Exercise directions ▸
Check each line of the data for "come" and select those that have it.

═════ Given data ═════

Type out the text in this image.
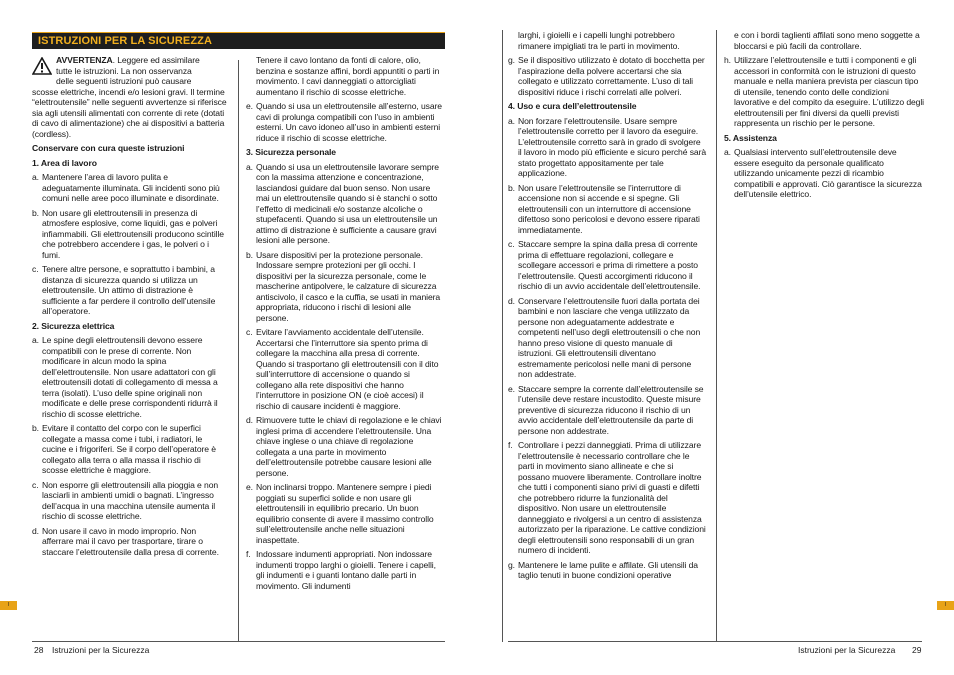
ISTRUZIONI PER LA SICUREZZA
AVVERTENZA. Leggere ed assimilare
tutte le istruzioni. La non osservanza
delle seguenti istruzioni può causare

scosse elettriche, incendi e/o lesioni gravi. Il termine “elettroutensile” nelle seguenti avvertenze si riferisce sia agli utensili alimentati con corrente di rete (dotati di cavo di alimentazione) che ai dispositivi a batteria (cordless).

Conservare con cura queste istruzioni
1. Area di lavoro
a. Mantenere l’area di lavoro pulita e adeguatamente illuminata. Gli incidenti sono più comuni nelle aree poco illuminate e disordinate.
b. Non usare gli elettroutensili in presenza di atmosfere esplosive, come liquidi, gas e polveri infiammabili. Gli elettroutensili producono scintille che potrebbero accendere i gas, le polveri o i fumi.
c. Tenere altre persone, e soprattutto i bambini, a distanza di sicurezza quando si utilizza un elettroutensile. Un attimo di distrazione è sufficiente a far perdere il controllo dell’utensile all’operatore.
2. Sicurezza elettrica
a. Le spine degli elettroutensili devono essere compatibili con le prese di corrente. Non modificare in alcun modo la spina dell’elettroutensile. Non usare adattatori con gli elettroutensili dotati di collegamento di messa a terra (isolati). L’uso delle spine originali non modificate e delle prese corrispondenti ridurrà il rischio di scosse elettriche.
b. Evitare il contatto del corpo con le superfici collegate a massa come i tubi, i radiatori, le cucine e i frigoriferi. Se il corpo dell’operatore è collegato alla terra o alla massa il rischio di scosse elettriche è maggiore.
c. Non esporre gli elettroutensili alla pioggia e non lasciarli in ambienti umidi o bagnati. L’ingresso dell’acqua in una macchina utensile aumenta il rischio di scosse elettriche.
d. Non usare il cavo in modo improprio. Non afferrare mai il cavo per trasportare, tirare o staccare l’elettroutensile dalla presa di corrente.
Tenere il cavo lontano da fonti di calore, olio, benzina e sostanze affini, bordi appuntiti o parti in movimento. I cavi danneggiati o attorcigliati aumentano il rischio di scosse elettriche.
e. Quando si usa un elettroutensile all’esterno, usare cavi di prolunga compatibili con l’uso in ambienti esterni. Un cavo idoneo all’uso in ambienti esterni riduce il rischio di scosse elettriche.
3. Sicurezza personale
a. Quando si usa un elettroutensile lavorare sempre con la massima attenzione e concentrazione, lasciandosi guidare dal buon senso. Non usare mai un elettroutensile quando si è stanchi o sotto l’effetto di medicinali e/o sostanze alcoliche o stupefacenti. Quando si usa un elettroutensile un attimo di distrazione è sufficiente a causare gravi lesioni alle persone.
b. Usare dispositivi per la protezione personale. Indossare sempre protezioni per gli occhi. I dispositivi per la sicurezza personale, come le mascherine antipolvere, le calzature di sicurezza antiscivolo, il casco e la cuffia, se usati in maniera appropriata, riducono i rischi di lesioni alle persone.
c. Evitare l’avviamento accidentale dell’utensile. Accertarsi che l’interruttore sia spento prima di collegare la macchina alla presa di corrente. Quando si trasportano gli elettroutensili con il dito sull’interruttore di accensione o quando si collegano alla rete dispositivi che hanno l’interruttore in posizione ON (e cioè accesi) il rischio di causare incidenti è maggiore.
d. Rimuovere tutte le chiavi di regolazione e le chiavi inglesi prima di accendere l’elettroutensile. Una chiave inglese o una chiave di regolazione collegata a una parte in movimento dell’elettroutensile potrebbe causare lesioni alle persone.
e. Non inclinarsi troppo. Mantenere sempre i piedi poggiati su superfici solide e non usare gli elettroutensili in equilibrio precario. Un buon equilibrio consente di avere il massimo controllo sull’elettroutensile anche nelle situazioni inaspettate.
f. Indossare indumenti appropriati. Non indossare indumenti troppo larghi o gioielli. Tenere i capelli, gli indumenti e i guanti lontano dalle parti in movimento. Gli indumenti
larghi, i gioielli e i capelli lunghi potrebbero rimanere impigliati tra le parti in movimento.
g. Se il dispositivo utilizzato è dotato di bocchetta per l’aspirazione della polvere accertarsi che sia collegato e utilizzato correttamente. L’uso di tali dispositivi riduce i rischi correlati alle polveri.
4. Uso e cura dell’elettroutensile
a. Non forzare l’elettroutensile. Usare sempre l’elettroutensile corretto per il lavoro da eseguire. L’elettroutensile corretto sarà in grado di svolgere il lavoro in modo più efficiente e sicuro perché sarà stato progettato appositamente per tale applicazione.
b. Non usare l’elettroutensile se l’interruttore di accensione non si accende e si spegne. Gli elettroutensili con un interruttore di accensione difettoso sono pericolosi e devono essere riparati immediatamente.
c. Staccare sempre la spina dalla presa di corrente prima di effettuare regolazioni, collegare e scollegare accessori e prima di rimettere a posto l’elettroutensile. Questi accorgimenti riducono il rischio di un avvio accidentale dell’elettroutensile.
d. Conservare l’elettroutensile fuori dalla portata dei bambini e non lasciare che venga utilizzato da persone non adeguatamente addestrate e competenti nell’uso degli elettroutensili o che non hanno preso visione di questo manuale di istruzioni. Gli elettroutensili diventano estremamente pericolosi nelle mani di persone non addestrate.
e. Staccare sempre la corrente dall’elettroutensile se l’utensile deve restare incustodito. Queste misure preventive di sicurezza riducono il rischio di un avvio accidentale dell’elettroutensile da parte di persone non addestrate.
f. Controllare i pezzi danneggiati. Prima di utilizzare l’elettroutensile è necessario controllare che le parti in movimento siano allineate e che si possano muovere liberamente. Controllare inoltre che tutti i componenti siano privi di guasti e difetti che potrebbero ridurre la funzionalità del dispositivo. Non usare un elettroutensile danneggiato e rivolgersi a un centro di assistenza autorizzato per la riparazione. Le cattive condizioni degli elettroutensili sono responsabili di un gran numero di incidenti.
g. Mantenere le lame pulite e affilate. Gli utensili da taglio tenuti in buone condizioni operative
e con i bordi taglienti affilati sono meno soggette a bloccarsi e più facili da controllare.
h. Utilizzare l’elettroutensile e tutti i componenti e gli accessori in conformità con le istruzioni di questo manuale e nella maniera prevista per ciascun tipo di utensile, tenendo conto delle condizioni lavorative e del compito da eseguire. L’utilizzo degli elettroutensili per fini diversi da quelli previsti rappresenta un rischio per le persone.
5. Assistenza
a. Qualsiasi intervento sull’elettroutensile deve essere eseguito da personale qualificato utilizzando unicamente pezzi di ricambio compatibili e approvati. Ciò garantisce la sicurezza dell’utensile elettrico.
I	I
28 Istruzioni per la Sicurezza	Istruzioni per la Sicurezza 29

═════

Problem solution ▸
b. Non usare gli elettroutensili in presenza di atmosfere esplosive, come liquidi, gas e polveri infiammabili. Gli elettroutensili producono scintille che potrebbero accendere i gas, le polveri o i fumi.
b. Evitare il contatto del corpo con le superfici collegate a massa come i tubi, i radiatori, le cucine e i frigoriferi. Se il corpo dell’operatore è collegato alla terra o alla massa il rischio di scosse elettriche è maggiore.
b. Usare dispositivi per la protezione personale. Indossare sempre protezioni per gli occhi. I dispositivi per la sicurezza personale, come le mascherine antipolvere, le calzature di sicurezza antiscivolo, il casco e la cuffia, se usati in maniera appropriata, riducono i rischi di lesioni alle persone.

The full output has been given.